## CHALLENGE
Omit every picture and return the rest of the data unaltered.

## GIVEN RECORDS
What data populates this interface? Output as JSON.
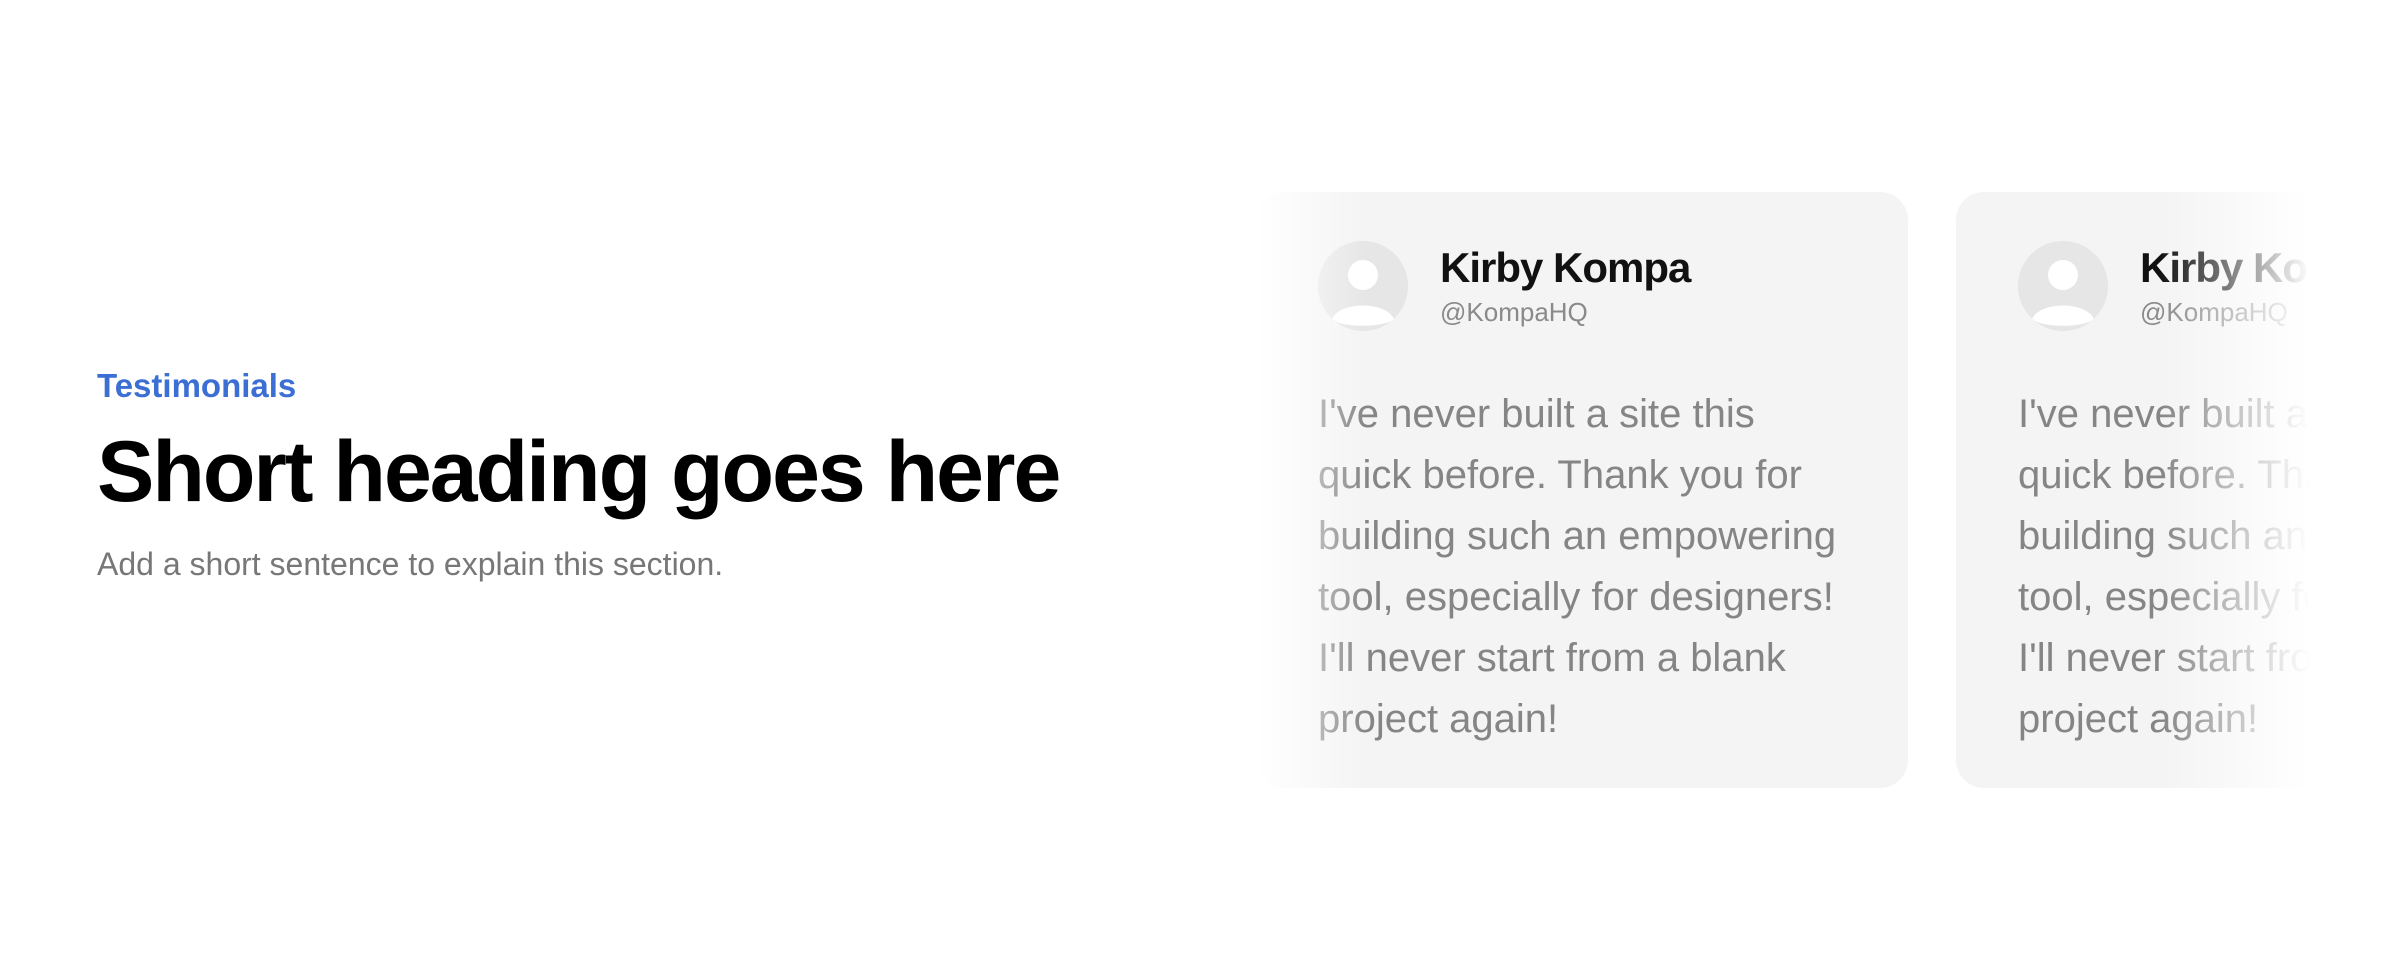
{
  "section": {
    "eyebrow": "Testimonials",
    "heading": "Short heading goes here",
    "subtitle": "Add a short sentence to explain this section."
  },
  "testimonials": [
    {
      "name": "Kirby Kompa",
      "handle": "@KompaHQ",
      "quote": "I've never built a site this quick before. Thank you for building such an empowering tool, especially for designers! I'll never start from a blank project again!",
      "avatar_icon": "user-avatar-icon"
    },
    {
      "name": "Kirby Kompa",
      "handle": "@KompaHQ",
      "quote": "I've never built a site this quick before. Thank you for building such an empowering tool, especially for designers! I'll never start from a blank project again!",
      "avatar_icon": "user-avatar-icon"
    }
  ],
  "colors": {
    "accent": "#3b6fd4",
    "card_background": "#f4f4f4",
    "heading": "#000000",
    "muted_text": "#777777"
  }
}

## EXERCISE RESPONSE
What data populates this interface? Output as JSON.
{
  "section": {
    "eyebrow": "Testimonials",
    "heading": "Short heading goes here",
    "subtitle": "Add a short sentence to explain this section."
  },
  "testimonials": [
    {
      "name": "Kirby Kompa",
      "handle": "@KompaHQ",
      "quote": "I've never built a site this quick before. Thank you for building such an empowering tool, especially for designers! I'll never start from a blank project again!",
      "avatar_icon": "user-avatar-icon"
    },
    {
      "name": "Kirby Kompa",
      "handle": "@KompaHQ",
      "quote": "I've never built a site this quick before. Thank you for building such an empowering tool, especially for designers! I'll never start from a blank project again!",
      "avatar_icon": "user-avatar-icon"
    }
  ],
  "colors": {
    "accent": "#3b6fd4",
    "card_background": "#f4f4f4",
    "heading": "#000000",
    "muted_text": "#777777"
  }
}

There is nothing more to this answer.